● Work to complete:
In the lines below, find how many contain the word "JSON" and report that figure alone.

● Listed records:
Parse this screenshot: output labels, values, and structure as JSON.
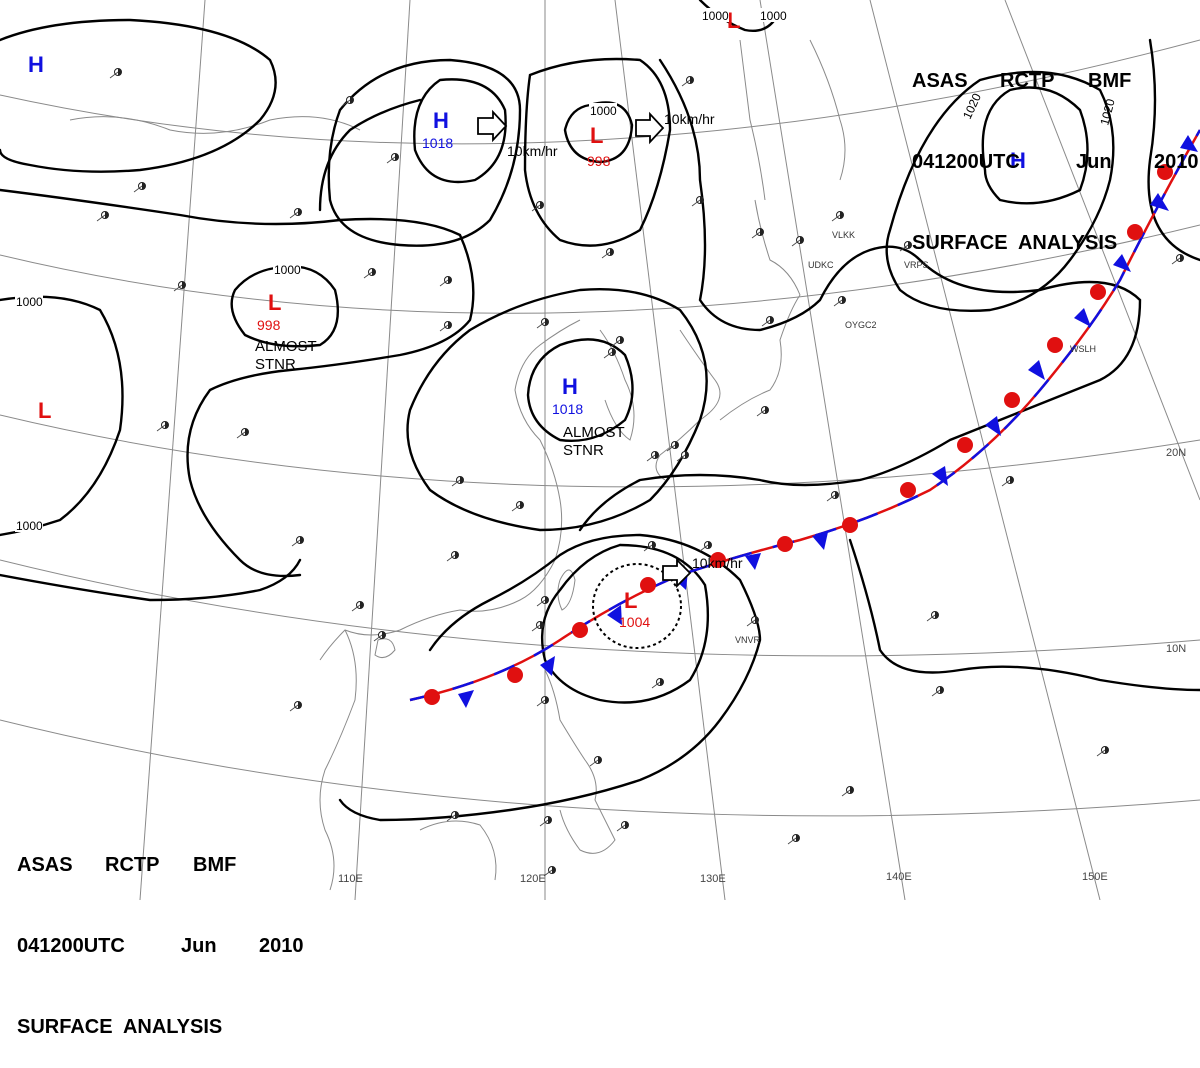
{
  "header": {
    "line1": [
      "ASAS",
      "RCTP",
      "BMF"
    ],
    "line2": [
      "041200UTC",
      "Jun",
      "2010"
    ],
    "line3": "SURFACE  ANALYSIS"
  },
  "longitude_labels": [
    "110E",
    "120E",
    "130E",
    "140E",
    "150E"
  ],
  "latitude_labels": [
    "20N",
    "10N"
  ],
  "pressure_centers": [
    {
      "type": "H",
      "value": ""
    },
    {
      "type": "H",
      "value": "1018"
    },
    {
      "type": "L",
      "value": "998"
    },
    {
      "type": "H",
      "value": ""
    },
    {
      "type": "L",
      "value": ""
    },
    {
      "type": "L",
      "value": "998"
    },
    {
      "type": "L",
      "value": ""
    },
    {
      "type": "H",
      "value": "1018"
    },
    {
      "type": "L",
      "value": "1004"
    }
  ],
  "isobar_labels": [
    "1000",
    "1000",
    "1000",
    "1020",
    "1020",
    "1000",
    "1000",
    "1000"
  ],
  "motion_labels": [
    "10km/hr",
    "10km/hr",
    "10km/hr"
  ],
  "notes": [
    "ALMOST\nSTNR",
    "ALMOST\nSTNR"
  ],
  "station_ids": [
    "UDKC",
    "VLKK",
    "VRPS",
    "OYGC2",
    "VNVR",
    "WSLH"
  ],
  "colors": {
    "high": "#1010e0",
    "low": "#e01010",
    "isobar": "#000000",
    "warm_front": "#e01010",
    "cold_front": "#1010e0",
    "grid": "#777777",
    "coast": "#888888"
  }
}
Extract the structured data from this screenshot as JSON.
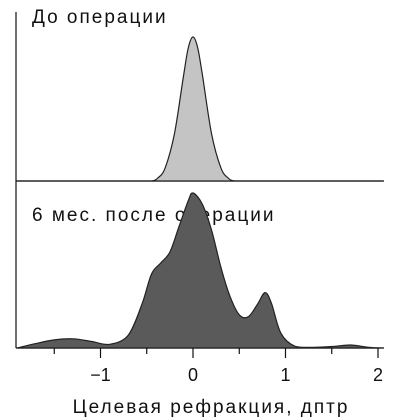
{
  "chart_data": [
    {
      "type": "area",
      "title": "До операции",
      "xlim": [
        -1.9,
        2.05
      ],
      "x": [
        -1.9,
        -0.6,
        -0.45,
        -0.38,
        -0.3,
        -0.2,
        -0.1,
        -0.05,
        0.0,
        0.05,
        0.1,
        0.2,
        0.3,
        0.38,
        0.45,
        0.6,
        2.05
      ],
      "y": [
        0,
        0,
        0,
        0.02,
        0.09,
        0.32,
        0.72,
        0.9,
        0.97,
        0.9,
        0.72,
        0.32,
        0.09,
        0.02,
        0,
        0,
        0
      ]
    },
    {
      "type": "area",
      "title": "6 мес. после операции",
      "xlim": [
        -1.9,
        2.05
      ],
      "x": [
        -1.9,
        -1.7,
        -1.5,
        -1.3,
        -1.1,
        -0.9,
        -0.7,
        -0.55,
        -0.45,
        -0.35,
        -0.25,
        -0.15,
        -0.05,
        0.0,
        0.1,
        0.2,
        0.3,
        0.4,
        0.5,
        0.6,
        0.7,
        0.78,
        0.85,
        0.95,
        1.1,
        1.3,
        1.5,
        1.7,
        1.9,
        2.05
      ],
      "y": [
        0,
        0.012,
        0.022,
        0.025,
        0.018,
        0.01,
        0.035,
        0.12,
        0.2,
        0.23,
        0.26,
        0.33,
        0.4,
        0.42,
        0.39,
        0.32,
        0.22,
        0.14,
        0.09,
        0.085,
        0.12,
        0.15,
        0.12,
        0.04,
        0.005,
        0.002,
        0.004,
        0.008,
        0.002,
        0
      ]
    }
  ],
  "x_axis": {
    "label": "Целевая рефракция, дптр",
    "ticks": [
      -1,
      0,
      1,
      2
    ],
    "tick_labels": [
      "−1",
      "0",
      "1",
      "2"
    ],
    "minor_ticks": [
      -1.5,
      -0.5,
      0.5,
      1.5
    ]
  },
  "colors": {
    "before_fill": "#c4c4c4",
    "after_fill": "#5a5a5a",
    "line": "#222222"
  }
}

● The answer:
2